Records contained in a dataset
-- BEGIN --
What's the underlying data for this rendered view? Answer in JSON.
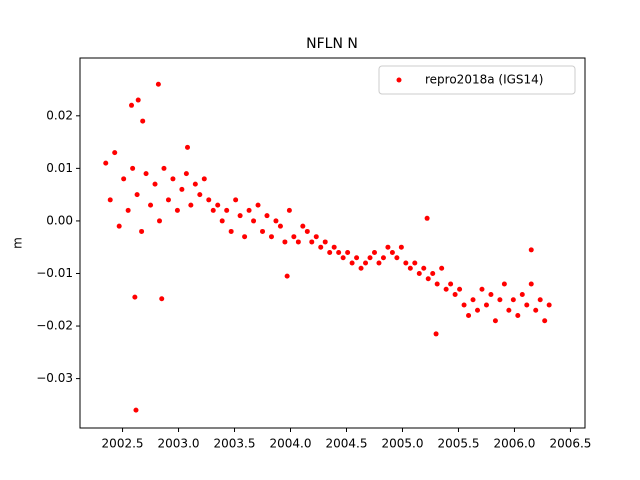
{
  "chart_data": {
    "type": "scatter",
    "title": "NFLN N",
    "y_label": "m",
    "x": [
      2002.35,
      2002.39,
      2002.43,
      2002.47,
      2002.51,
      2002.55,
      2002.59,
      2002.63,
      2002.67,
      2002.71,
      2002.75,
      2002.79,
      2002.83,
      2002.87,
      2002.91,
      2002.95,
      2002.99,
      2003.03,
      2003.07,
      2003.11,
      2003.15,
      2003.19,
      2003.23,
      2003.27,
      2003.31,
      2003.35,
      2003.39,
      2003.43,
      2003.47,
      2003.51,
      2003.55,
      2003.59,
      2003.63,
      2003.67,
      2003.71,
      2003.75,
      2003.79,
      2003.83,
      2003.87,
      2003.91,
      2003.95,
      2003.99,
      2004.03,
      2004.07,
      2004.11,
      2004.15,
      2004.19,
      2004.23,
      2004.27,
      2004.31,
      2004.35,
      2004.39,
      2004.43,
      2004.47,
      2004.51,
      2004.55,
      2004.59,
      2004.63,
      2004.67,
      2004.71,
      2004.75,
      2004.79,
      2004.83,
      2004.87,
      2004.91,
      2004.95,
      2004.99,
      2005.03,
      2005.07,
      2005.11,
      2005.15,
      2005.19,
      2005.23,
      2005.27,
      2005.31,
      2005.35,
      2005.39,
      2005.43,
      2005.47,
      2005.51,
      2005.55,
      2005.59,
      2005.63,
      2005.67,
      2005.71,
      2005.75,
      2005.79,
      2005.83,
      2005.87,
      2005.91,
      2005.95,
      2005.99,
      2006.03,
      2006.07,
      2006.11,
      2006.15,
      2006.19,
      2006.23,
      2006.27,
      2006.31,
      2002.82,
      2002.62,
      2002.64,
      2002.58,
      2002.68,
      2002.61,
      2002.85,
      2003.08,
      2005.22,
      2005.3,
      2006.15,
      2003.97
    ],
    "series": [
      {
        "name": "repro2018a (IGS14)",
        "color": "#ff0000",
        "values": [
          0.011,
          0.004,
          0.013,
          -0.001,
          0.008,
          0.002,
          0.01,
          0.005,
          -0.002,
          0.009,
          0.003,
          0.007,
          0.0,
          0.01,
          0.004,
          0.008,
          0.002,
          0.006,
          0.009,
          0.003,
          0.007,
          0.005,
          0.008,
          0.004,
          0.002,
          0.003,
          0.0,
          0.002,
          -0.002,
          0.004,
          0.001,
          -0.003,
          0.002,
          0.0,
          0.003,
          -0.002,
          0.001,
          -0.003,
          0.0,
          -0.001,
          -0.004,
          0.002,
          -0.003,
          -0.004,
          -0.001,
          -0.002,
          -0.004,
          -0.003,
          -0.005,
          -0.004,
          -0.006,
          -0.005,
          -0.006,
          -0.007,
          -0.006,
          -0.008,
          -0.007,
          -0.009,
          -0.008,
          -0.007,
          -0.006,
          -0.008,
          -0.007,
          -0.005,
          -0.006,
          -0.007,
          -0.005,
          -0.008,
          -0.009,
          -0.008,
          -0.01,
          -0.009,
          -0.011,
          -0.01,
          -0.012,
          -0.009,
          -0.013,
          -0.012,
          -0.014,
          -0.013,
          -0.016,
          -0.018,
          -0.015,
          -0.017,
          -0.013,
          -0.016,
          -0.014,
          -0.019,
          -0.015,
          -0.012,
          -0.017,
          -0.015,
          -0.018,
          -0.014,
          -0.016,
          -0.012,
          -0.017,
          -0.015,
          -0.019,
          -0.016,
          0.026,
          -0.036,
          0.023,
          0.022,
          0.019,
          -0.0145,
          -0.0148,
          0.014,
          0.0005,
          -0.0215,
          -0.0055,
          -0.0105
        ]
      }
    ],
    "xlim": [
      2002.12,
      2006.63
    ],
    "ylim": [
      -0.0394,
      0.031
    ],
    "xticks": [
      2002.5,
      {
        "value": 2003,
        "label": "2003.0"
      },
      2003.5,
      {
        "value": 2004,
        "label": "2004.0"
      },
      2004.5,
      {
        "value": 2005,
        "label": "2005.0"
      },
      2005.5,
      {
        "value": 2006,
        "label": "2006.0"
      },
      2006.5
    ],
    "yticks": [
      {
        "value": -0.03,
        "label": "−0.03"
      },
      {
        "value": -0.02,
        "label": "−0.02"
      },
      {
        "value": -0.01,
        "label": "−0.01"
      },
      {
        "value": 0,
        "label": "0.00"
      },
      0.01,
      0.02
    ],
    "legend": "upper right"
  }
}
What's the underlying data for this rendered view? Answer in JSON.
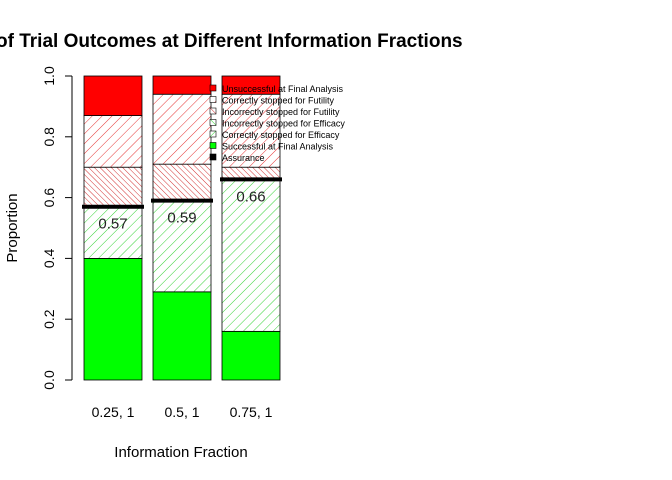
{
  "chart_data": {
    "type": "bar",
    "title": "of Trial Outcomes at Different Information Fractions",
    "xlabel": "Information Fraction",
    "ylabel": "Proportion",
    "ylim": [
      0,
      1
    ],
    "yticks": [
      "0.0",
      "0.2",
      "0.4",
      "0.6",
      "0.8",
      "1.0"
    ],
    "categories": [
      "0.25, 1",
      "0.5, 1",
      "0.75, 1"
    ],
    "series": [
      {
        "name": "Successful at Final Analysis",
        "color": "#00ff00",
        "fill": "solid",
        "values": [
          0.4,
          0.29,
          0.16
        ]
      },
      {
        "name": "Correctly stopped for Efficacy",
        "color": "#00c800",
        "fill": "hatch",
        "values": [
          0.17,
          0.3,
          0.5
        ]
      },
      {
        "name": "Incorrectly stopped for Efficacy",
        "color": "#00c800",
        "fill": "hatch-dense",
        "values": [
          0.0,
          0.0,
          0.0
        ]
      },
      {
        "name": "Incorrectly stopped for Futility",
        "color": "#c80000",
        "fill": "hatch-dense",
        "values": [
          0.13,
          0.12,
          0.04
        ]
      },
      {
        "name": "Correctly stopped for Futility",
        "color": "#e00000",
        "fill": "hatch",
        "values": [
          0.17,
          0.23,
          0.24
        ]
      },
      {
        "name": "Unsuccessful at Final Analysis",
        "color": "#ff0000",
        "fill": "solid",
        "values": [
          0.13,
          0.06,
          0.06
        ]
      }
    ],
    "assurance": {
      "name": "Assurance",
      "values": [
        0.57,
        0.59,
        0.66
      ],
      "labels": [
        "0.57",
        "0.59",
        "0.66"
      ]
    },
    "legend": {
      "position": "top-right",
      "entries": [
        {
          "label": "Unsuccessful at Final Analysis",
          "color": "#ff0000",
          "fill": "solid"
        },
        {
          "label": "Correctly stopped for Futility",
          "color": "#e00000",
          "fill": "hatch"
        },
        {
          "label": "Incorrectly stopped for Futility",
          "color": "#c80000",
          "fill": "hatch-dense"
        },
        {
          "label": "Incorrectly stopped for Efficacy",
          "color": "#00c800",
          "fill": "hatch-dense"
        },
        {
          "label": "Correctly stopped for Efficacy",
          "color": "#00c800",
          "fill": "hatch"
        },
        {
          "label": "Successful at Final Analysis",
          "color": "#00ff00",
          "fill": "solid"
        },
        {
          "label": "Assurance",
          "color": "#000000",
          "fill": "solid"
        }
      ]
    }
  }
}
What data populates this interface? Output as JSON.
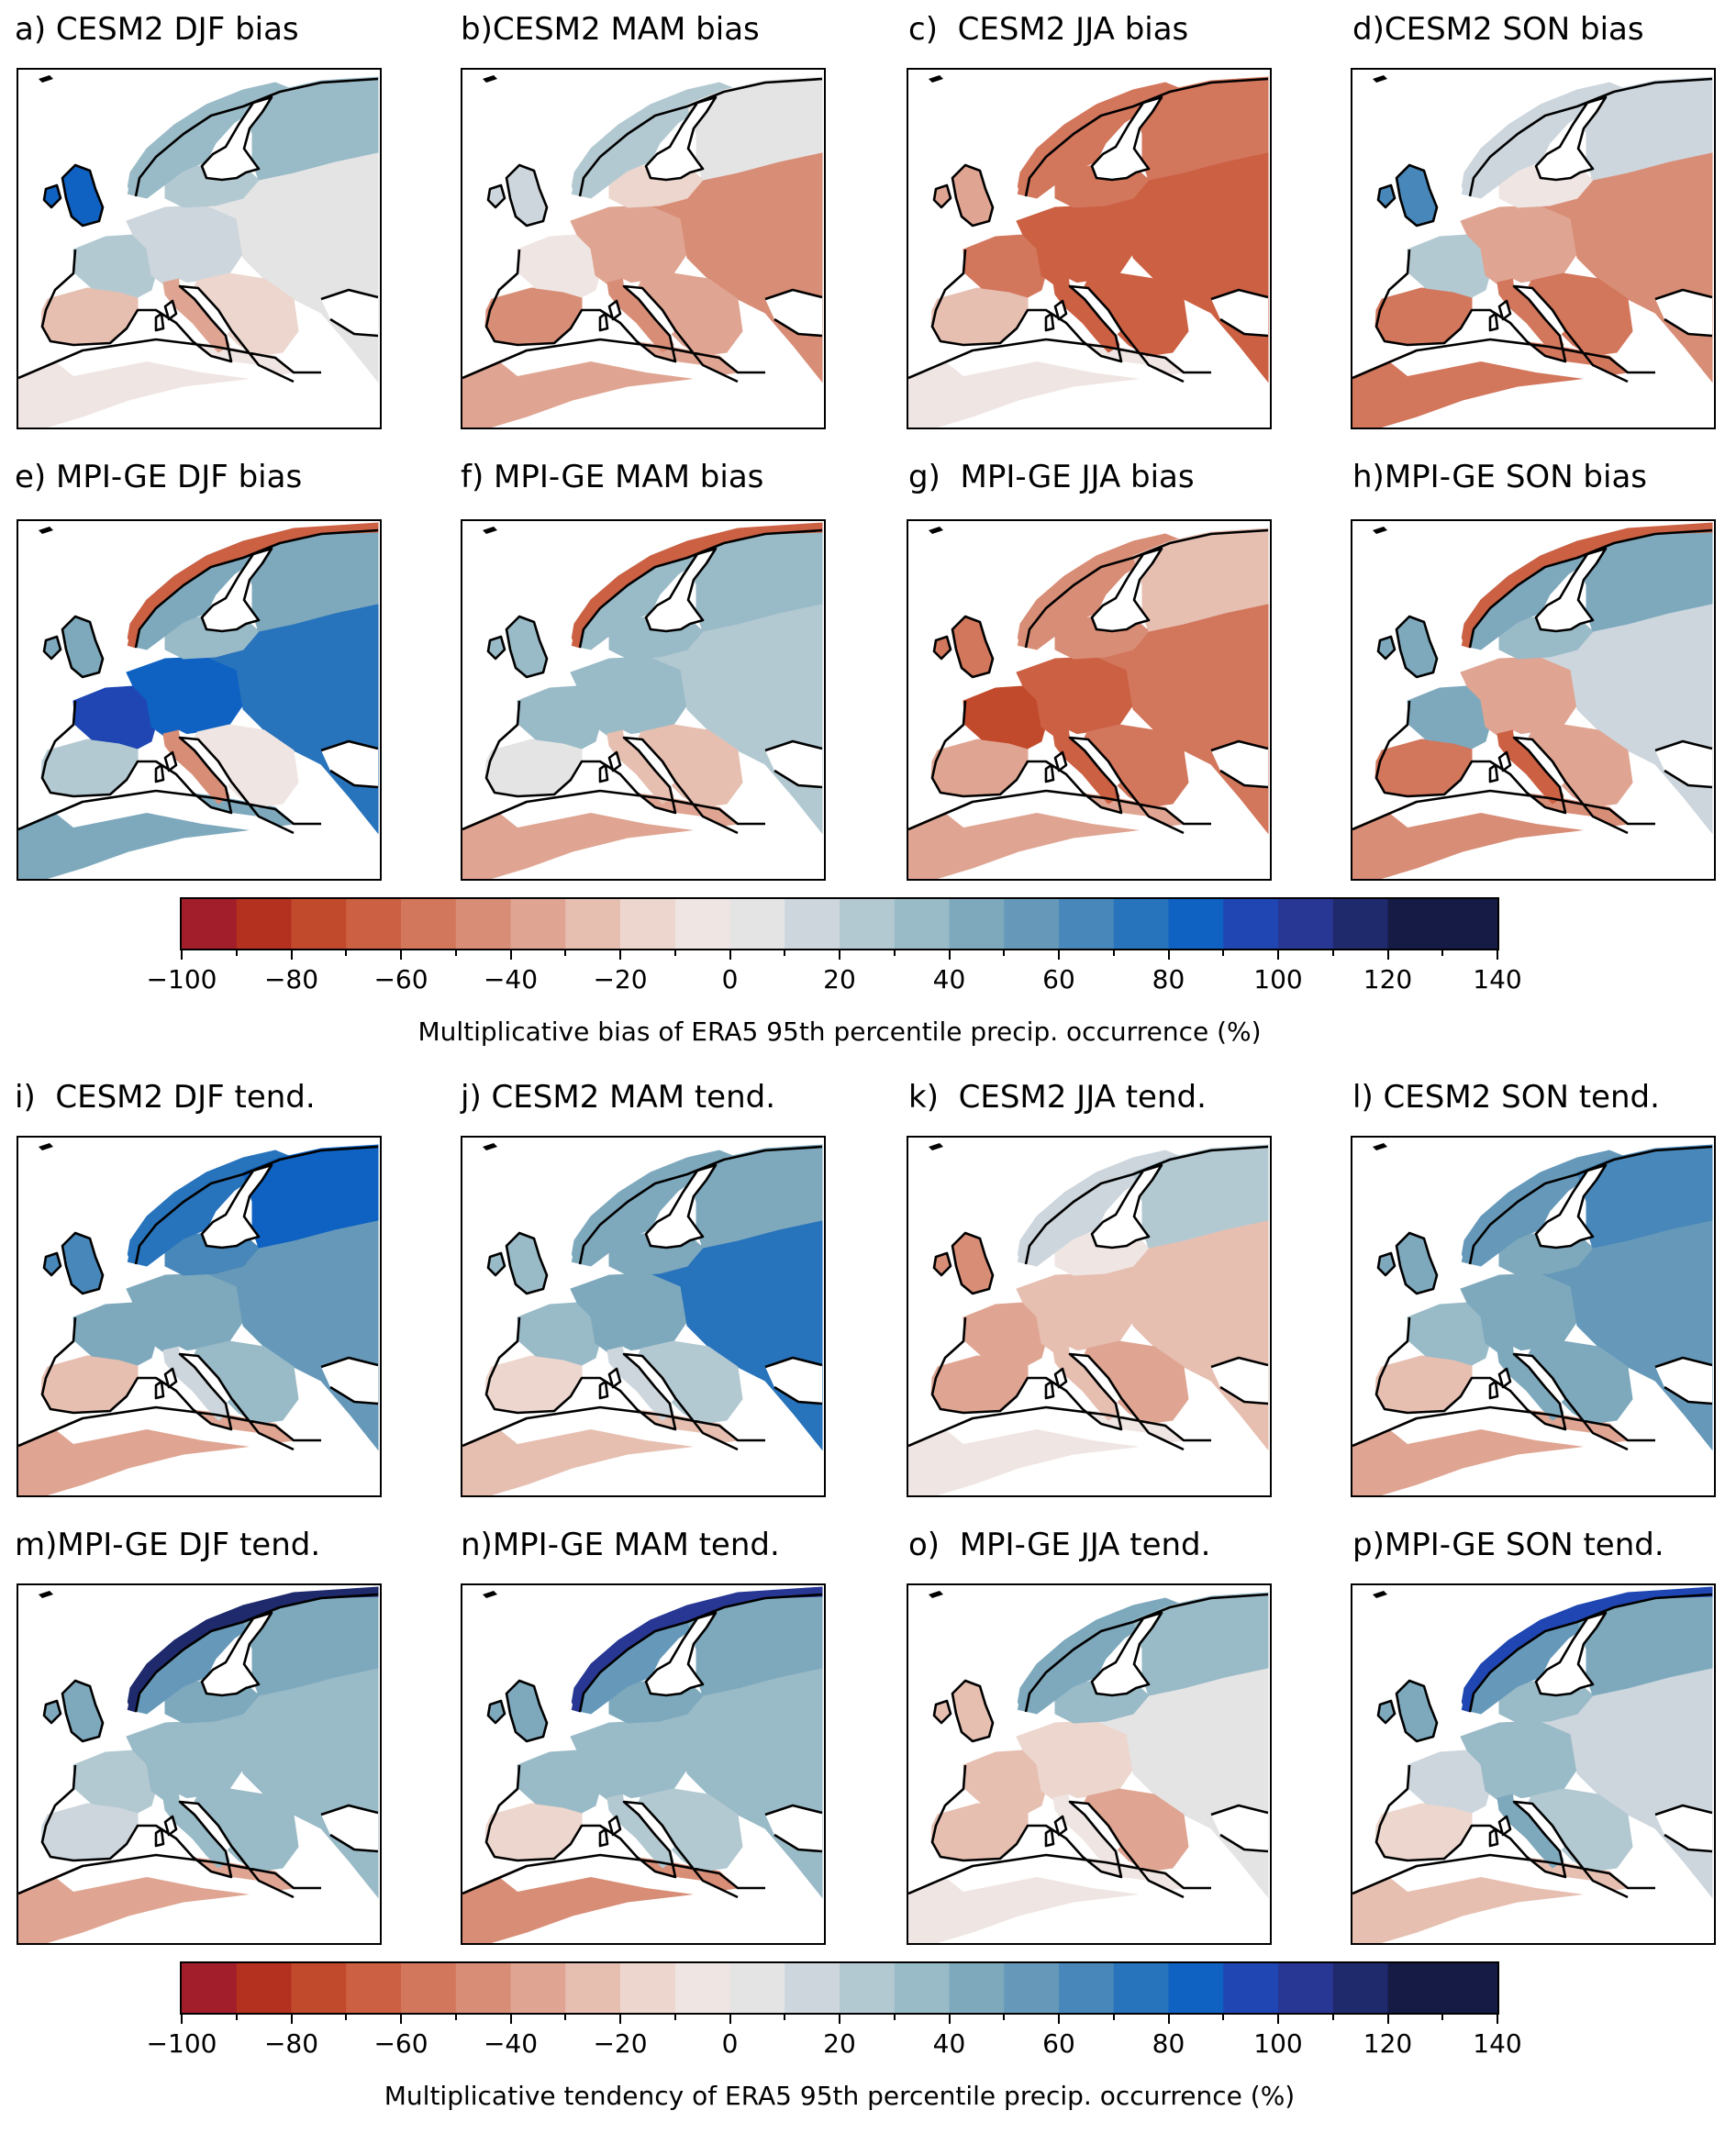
{
  "figure": {
    "bias_panels": [
      {
        "id": "a",
        "label": "a)",
        "title": "CESM2 DJF bias",
        "model": "CESM2",
        "season": "DJF"
      },
      {
        "id": "b",
        "label": "b)",
        "title": "CESM2 MAM bias",
        "model": "CESM2",
        "season": "MAM"
      },
      {
        "id": "c",
        "label": "c)",
        "title": "CESM2 JJA bias",
        "model": "CESM2",
        "season": "JJA"
      },
      {
        "id": "d",
        "label": "d)",
        "title": "CESM2 SON bias",
        "model": "CESM2",
        "season": "SON"
      },
      {
        "id": "e",
        "label": "e)",
        "title": "MPI-GE DJF bias",
        "model": "MPI-GE",
        "season": "DJF"
      },
      {
        "id": "f",
        "label": "f)",
        "title": "MPI-GE MAM bias",
        "model": "MPI-GE",
        "season": "MAM"
      },
      {
        "id": "g",
        "label": "g)",
        "title": "MPI-GE JJA bias",
        "model": "MPI-GE",
        "season": "JJA"
      },
      {
        "id": "h",
        "label": "h)",
        "title": "MPI-GE SON bias",
        "model": "MPI-GE",
        "season": "SON"
      }
    ],
    "tend_panels": [
      {
        "id": "i",
        "label": "i)",
        "title": "CESM2 DJF tend.",
        "model": "CESM2",
        "season": "DJF"
      },
      {
        "id": "j",
        "label": "j)",
        "title": "CESM2 MAM tend.",
        "model": "CESM2",
        "season": "MAM"
      },
      {
        "id": "k",
        "label": "k)",
        "title": "CESM2 JJA tend.",
        "model": "CESM2",
        "season": "JJA"
      },
      {
        "id": "l",
        "label": "l)",
        "title": "CESM2 SON tend.",
        "model": "CESM2",
        "season": "SON"
      },
      {
        "id": "m",
        "label": "m)",
        "title": "MPI-GE DJF tend.",
        "model": "MPI-GE",
        "season": "DJF"
      },
      {
        "id": "n",
        "label": "n)",
        "title": "MPI-GE MAM tend.",
        "model": "MPI-GE",
        "season": "MAM"
      },
      {
        "id": "o",
        "label": "o)",
        "title": "MPI-GE JJA tend.",
        "model": "MPI-GE",
        "season": "JJA"
      },
      {
        "id": "p",
        "label": "p)",
        "title": "MPI-GE SON tend.",
        "model": "MPI-GE",
        "season": "SON"
      }
    ],
    "colorbar_bias_label": "Multiplicative bias of ERA5 95th percentile precip. occurrence (%)",
    "colorbar_tend_label": "Multiplicative tendency of ERA5 95th percentile precip. occurrence (%)",
    "colorbar_ticks": [
      "−100",
      "−80",
      "−60",
      "−40",
      "−20",
      "0",
      "20",
      "40",
      "60",
      "80",
      "100",
      "120",
      "140"
    ]
  },
  "chart_data": [
    {
      "type": "heatmap",
      "group": "bias",
      "colorbar": {
        "label": "Multiplicative bias of ERA5 95th percentile precip. occurrence (%)",
        "range": [
          -100,
          140
        ],
        "step": 10,
        "ticks": [
          -100,
          -80,
          -60,
          -40,
          -20,
          0,
          20,
          40,
          60,
          80,
          100,
          120,
          140
        ]
      },
      "panels": {
        "a": {
          "Scandinavia": 30,
          "Finland": 30,
          "Baltic": 25,
          "British Isles": 80,
          "France": 20,
          "Central Europe": 15,
          "Eastern Europe": 5,
          "Iberia": -30,
          "Italy": -40,
          "Balkans": -20,
          "North Africa": -10
        },
        "b": {
          "Scandinavia": 20,
          "Finland": 5,
          "Baltic": -15,
          "British Isles": 15,
          "France": -10,
          "Central Europe": -40,
          "Eastern Europe": -45,
          "Iberia": -45,
          "Italy": -50,
          "Balkans": -40,
          "North Africa": -40
        },
        "c": {
          "Scandinavia": -55,
          "Finland": -55,
          "Baltic": -55,
          "British Isles": -40,
          "France": -55,
          "Central Europe": -70,
          "Eastern Europe": -70,
          "Iberia": -30,
          "Italy": -65,
          "Balkans": -70,
          "North Africa": -10
        },
        "d": {
          "Scandinavia": 15,
          "Finland": 10,
          "Baltic": -10,
          "British Isles": 60,
          "France": 20,
          "Central Europe": -40,
          "Eastern Europe": -45,
          "Iberia": -60,
          "Italy": -60,
          "Balkans": -55,
          "North Africa": -60
        },
        "e": {
          "Scandinavia": 40,
          "Finland": 40,
          "Norway coast": -70,
          "Baltic": 35,
          "British Isles": 45,
          "France": 90,
          "Central Europe": 80,
          "Eastern Europe": 70,
          "Iberia": 20,
          "Italy": -50,
          "Balkans": -10,
          "North Africa": 45
        },
        "f": {
          "Scandinavia": 35,
          "Finland": 30,
          "Norway coast": -70,
          "Baltic": 30,
          "British Isles": 30,
          "France": 35,
          "Central Europe": 30,
          "Eastern Europe": 20,
          "Iberia": 5,
          "Italy": -30,
          "Balkans": -30,
          "North Africa": -40
        },
        "g": {
          "Scandinavia": -50,
          "Finland": -30,
          "Baltic": -45,
          "British Isles": -55,
          "France": -75,
          "Central Europe": -70,
          "Eastern Europe": -60,
          "Iberia": -40,
          "Italy": -65,
          "Balkans": -60,
          "North Africa": -40
        },
        "h": {
          "Scandinavia": 40,
          "Finland": 40,
          "Norway coast": -70,
          "Baltic": 35,
          "British Isles": 40,
          "France": 45,
          "Central Europe": -40,
          "Eastern Europe": 10,
          "Iberia": -55,
          "Italy": -65,
          "Balkans": -40,
          "North Africa": -50
        }
      }
    },
    {
      "type": "heatmap",
      "group": "tendency",
      "colorbar": {
        "label": "Multiplicative tendency of ERA5 95th percentile precip. occurrence (%)",
        "range": [
          -100,
          140
        ],
        "step": 10,
        "ticks": [
          -100,
          -80,
          -60,
          -40,
          -20,
          0,
          20,
          40,
          60,
          80,
          100,
          120,
          140
        ]
      },
      "panels": {
        "i": {
          "Scandinavia": 75,
          "Finland": 80,
          "Baltic": 65,
          "British Isles": 65,
          "France": 40,
          "Central Europe": 45,
          "Eastern Europe": 50,
          "Iberia": -25,
          "Italy": 15,
          "Balkans": 30,
          "North Africa": -40
        },
        "j": {
          "Scandinavia": 45,
          "Finland": 40,
          "Baltic": 40,
          "British Isles": 35,
          "France": 30,
          "Central Europe": 40,
          "Eastern Europe": 70,
          "Iberia": -20,
          "Italy": 15,
          "Balkans": 20,
          "North Africa": -30
        },
        "k": {
          "Scandinavia": 10,
          "Finland": 20,
          "Baltic": -10,
          "British Isles": -45,
          "France": -35,
          "Central Europe": -30,
          "Eastern Europe": -25,
          "Iberia": -40,
          "Italy": -30,
          "Balkans": -35,
          "North Africa": -10
        },
        "l": {
          "Scandinavia": 50,
          "Finland": 60,
          "Baltic": 45,
          "British Isles": 40,
          "France": 30,
          "Central Europe": 45,
          "Eastern Europe": 55,
          "Iberia": -30,
          "Italy": 45,
          "Balkans": 45,
          "North Africa": -35
        },
        "m": {
          "Scandinavia": 55,
          "Finland": 45,
          "Norway coast": 110,
          "Baltic": 40,
          "British Isles": 45,
          "France": 25,
          "Central Europe": 35,
          "Eastern Europe": 30,
          "Iberia": 10,
          "Italy": 35,
          "Balkans": 30,
          "North Africa": -40
        },
        "n": {
          "Scandinavia": 50,
          "Finland": 45,
          "Norway coast": 100,
          "Baltic": 40,
          "British Isles": 40,
          "France": 30,
          "Central Europe": 35,
          "Eastern Europe": 35,
          "Iberia": -15,
          "Italy": 20,
          "Balkans": 25,
          "North Africa": -50
        },
        "o": {
          "Scandinavia": 45,
          "Finland": 35,
          "Baltic": 30,
          "British Isles": -25,
          "France": -30,
          "Central Europe": -15,
          "Eastern Europe": 5,
          "Iberia": -30,
          "Italy": -10,
          "Balkans": -35,
          "North Africa": -10
        },
        "p": {
          "Scandinavia": 50,
          "Finland": 40,
          "Norway coast": 90,
          "Baltic": 35,
          "British Isles": 40,
          "France": 15,
          "Central Europe": 30,
          "Eastern Europe": 10,
          "Iberia": -20,
          "Italy": 40,
          "Balkans": 25,
          "North Africa": -25
        }
      }
    }
  ],
  "colors": {
    "stops": [
      "#a11e2a",
      "#b4301f",
      "#c24a2c",
      "#cc6043",
      "#d2765c",
      "#d88d76",
      "#dfa592",
      "#e6bfb1",
      "#ecd6cd",
      "#efe5e2",
      "#e4e4e4",
      "#cdd6dd",
      "#b3c9d2",
      "#99bac7",
      "#7ea9bd",
      "#6699b9",
      "#4887b9",
      "#2773bc",
      "#0f62c2",
      "#1f46b2",
      "#283794",
      "#1f2a6c",
      "#161b46"
    ],
    "land_missing": "#ffffff",
    "coast": "#000000"
  }
}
-- END --
Among the lines of the material, find those that hold the word "coast" and copy them.

          "Norway coast": -70,
          "Norway coast": -70,
          "Norway coast": -70,
          "Norway coast": 110,
          "Norway coast": 100,
          "Norway coast": 90,
    "coast": "#000000"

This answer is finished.